(Records contained in a dataset)
+-------+
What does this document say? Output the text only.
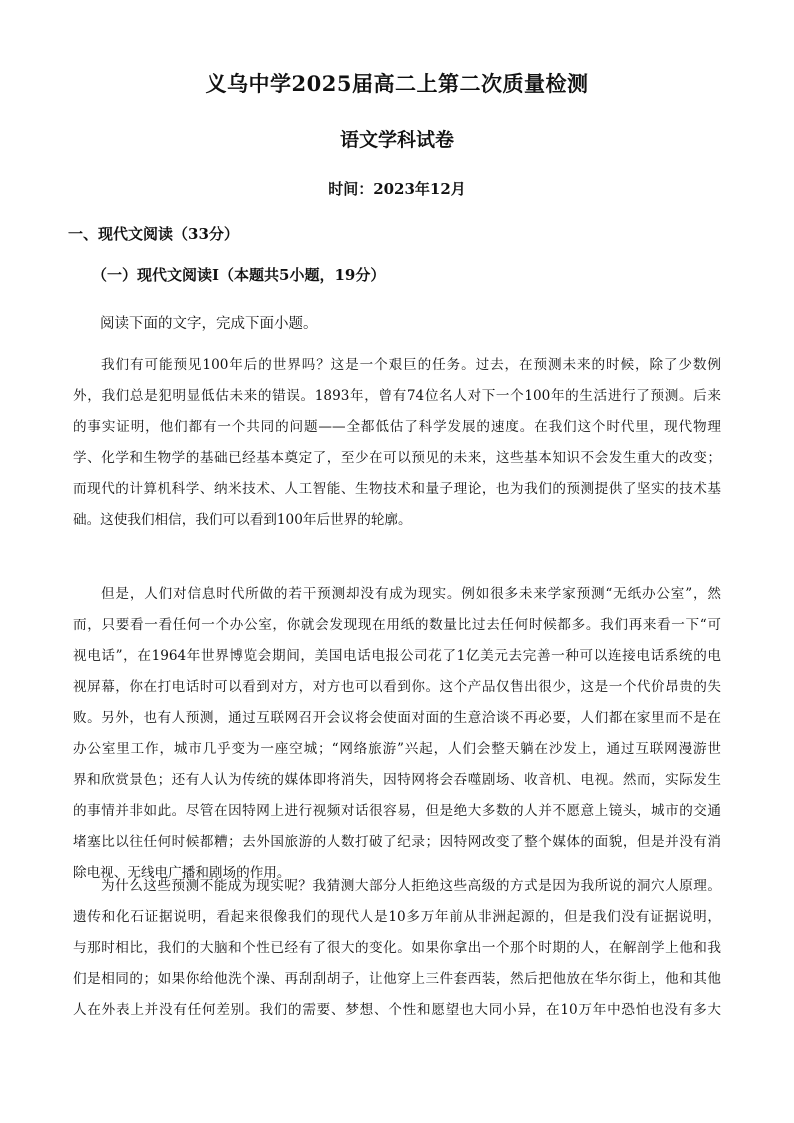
义乌中学2025届高二上第二次质量检测
语文学科试卷
时间：2023年12月
一、现代文阅读（33分）
（一）现代文阅读Ⅰ（本题共5小题，19分）
阅读下面的文字，完成下面小题。
我们有可能预见100年后的世界吗？这是一个艰巨的任务。过去，在预测未来的时候，除了少数例
外，我们总是犯明显低估未来的错误。1893年，曾有74位名人对下一个100年的生活进行了预测。后来
的事实证明，他们都有一个共同的问题——全都低估了科学发展的速度。在我们这个时代里，现代物理
学、化学和生物学的基础已经基本奠定了，至少在可以预见的未来，这些基本知识不会发生重大的改变；
而现代的计算机科学、纳米技术、人工智能、生物技术和量子理论，也为我们的预测提供了坚实的技术基
础。这使我们相信，我们可以看到100年后世界的轮廓。
但是，人们对信息时代所做的若干预测却没有成为现实。例如很多未来学家预测“无纸办公室”，然
而，只要看一看任何一个办公室，你就会发现现在用纸的数量比过去任何时候都多。我们再来看一下“可
视电话”，在1964年世界博览会期间，美国电话电报公司花了1亿美元去完善一种可以连接电话系统的电
视屏幕，你在打电话时可以看到对方，对方也可以看到你。这个产品仅售出很少，这是一个代价昂贵的失
败。另外，也有人预测，通过互联网召开会议将会使面对面的生意洽谈不再必要，人们都在家里而不是在
办公室里工作，城市几乎变为一座空城；“网络旅游”兴起，人们会整天躺在沙发上，通过互联网漫游世
界和欣赏景色；还有人认为传统的媒体即将消失，因特网将会吞噬剧场、收音机、电视。然而，实际发生
的事情并非如此。尽管在因特网上进行视频对话很容易，但是绝大多数的人并不愿意上镜头，城市的交通
堵塞比以往任何时候都糟；去外国旅游的人数打破了纪录；因特网改变了整个媒体的面貌，但是并没有消
除电视、无线电广播和剧场的作用。
为什么这些预测不能成为现实呢？我猜测大部分人拒绝这些高级的方式是因为我所说的洞穴人原理。
遗传和化石证据说明，看起来很像我们的现代人是10多万年前从非洲起源的，但是我们没有证据说明，
与那时相比，我们的大脑和个性已经有了很大的变化。如果你拿出一个那个时期的人，在解剖学上他和我
们是相同的；如果你给他洗个澡、再刮刮胡子，让他穿上三件套西装，然后把他放在华尔街上，他和其他
人在外表上并没有任何差别。我们的需要、梦想、个性和愿望也大同小异，在10万年中恐怕也没有多大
+-------+
Your objective: Return to the listing above and set it down exactly, leaving out its pictures.

Final result:
What does this document say? Output the text only.
义乌中学2025届高二上第二次质量检测
语文学科试卷
时间：2023年12月
一、现代文阅读（33分）
（一）现代文阅读Ⅰ（本题共5小题，19分）
阅读下面的文字，完成下面小题。
我们有可能预见100年后的世界吗？这是一个艰巨的任务。过去，在预测未来的时候，除了少数例
外，我们总是犯明显低估未来的错误。1893年，曾有74位名人对下一个100年的生活进行了预测。后来
的事实证明，他们都有一个共同的问题——全都低估了科学发展的速度。在我们这个时代里，现代物理
学、化学和生物学的基础已经基本奠定了，至少在可以预见的未来，这些基本知识不会发生重大的改变；
而现代的计算机科学、纳米技术、人工智能、生物技术和量子理论，也为我们的预测提供了坚实的技术基
础。这使我们相信，我们可以看到100年后世界的轮廓。
但是，人们对信息时代所做的若干预测却没有成为现实。例如很多未来学家预测“无纸办公室”，然
而，只要看一看任何一个办公室，你就会发现现在用纸的数量比过去任何时候都多。我们再来看一下“可
视电话”，在1964年世界博览会期间，美国电话电报公司花了1亿美元去完善一种可以连接电话系统的电
视屏幕，你在打电话时可以看到对方，对方也可以看到你。这个产品仅售出很少，这是一个代价昂贵的失
败。另外，也有人预测，通过互联网召开会议将会使面对面的生意洽谈不再必要，人们都在家里而不是在
办公室里工作，城市几乎变为一座空城；“网络旅游”兴起，人们会整天躺在沙发上，通过互联网漫游世
界和欣赏景色；还有人认为传统的媒体即将消失，因特网将会吞噬剧场、收音机、电视。然而，实际发生
的事情并非如此。尽管在因特网上进行视频对话很容易，但是绝大多数的人并不愿意上镜头，城市的交通
堵塞比以往任何时候都糟；去外国旅游的人数打破了纪录；因特网改变了整个媒体的面貌，但是并没有消
除电视、无线电广播和剧场的作用。
为什么这些预测不能成为现实呢？我猜测大部分人拒绝这些高级的方式是因为我所说的洞穴人原理。
遗传和化石证据说明，看起来很像我们的现代人是10多万年前从非洲起源的，但是我们没有证据说明，
与那时相比，我们的大脑和个性已经有了很大的变化。如果你拿出一个那个时期的人，在解剖学上他和我
们是相同的；如果你给他洗个澡、再刮刮胡子，让他穿上三件套西装，然后把他放在华尔街上，他和其他
人在外表上并没有任何差别。我们的需要、梦想、个性和愿望也大同小异，在10万年中恐怕也没有多大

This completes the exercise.